_FRAGMENTO PROPORCIONADO:_
______

En este escrito, quiero dar una idea de por qué considero que todo el asunto es escandaloso. Evitaré, para no ser tachado de un profesor de filosofía al que lo carcome la envidia, y para que nadie apele a que se trata sólo de mis valores, razones que rozan tópicos tan debatibles como la ética.

La riqueza extrema es incompatible —comienzo por ahí— con los conceptos fundacionales del sistema liberal que la permitió. Hay una vieja idea que se remonta hasta el filósofo John Locke, uno de los padres del liberalismo en el siglo XVII, que afirma que la riqueza ha de concebirse como el resultado de la creación de valor en donde antes no lo había. Una parcela de tierra silvestre no vale los matorrales malváceos que crecen en ella. Una cultivada es una fuente de valor que previamente no había en el mundo. El trabajo crea valor, un concepto nuclear a la visión de mundo liberal. Las reformas agrarias de la época de Lleras en Colombia tienen una clara relación con esta idea: la tierra es de quien la trabaja. El valor lo podemos crear indiscriminadamente, de donde hablar de la limitación de la riqueza es tanto como hablar de la muerte del progreso y el bienestar colectivo.

______

_MATERIAL RECOPILADO:_
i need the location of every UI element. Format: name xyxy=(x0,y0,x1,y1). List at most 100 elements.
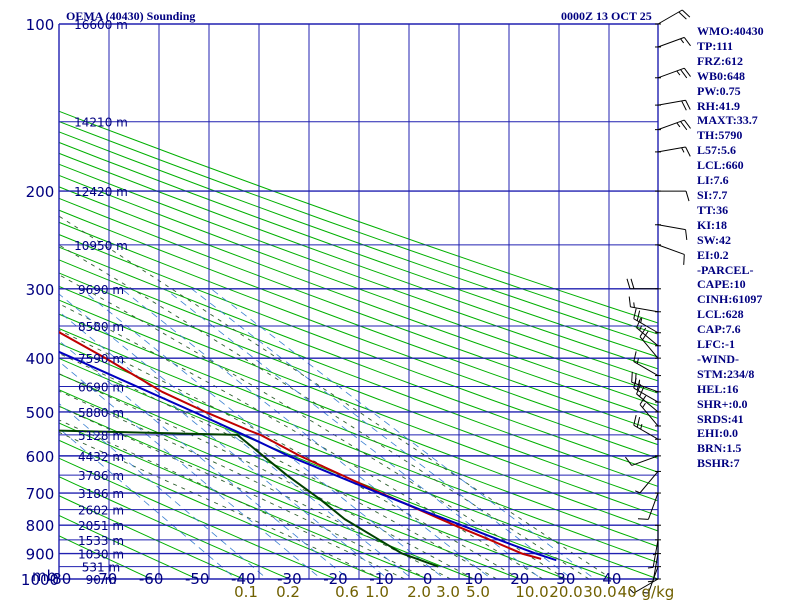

______

_REQUISITOS DE LA TAREA:_
Transcribe palabra por palabra, del texto sobre la riqueza extrema, el pasaje que comienza en "En este escrito, quiero" y termina en "como la ética.".

_LA RESPUESTA:_
En este escrito, quiero dar una idea de por qué considero que todo el asunto es escandaloso. Evitaré, para no ser tachado de un profesor de filosofía al que lo carcome la envidia, y para que nadie apele a que se trata sólo de mis valores, razones que rozan tópicos tan debatibles como la ética.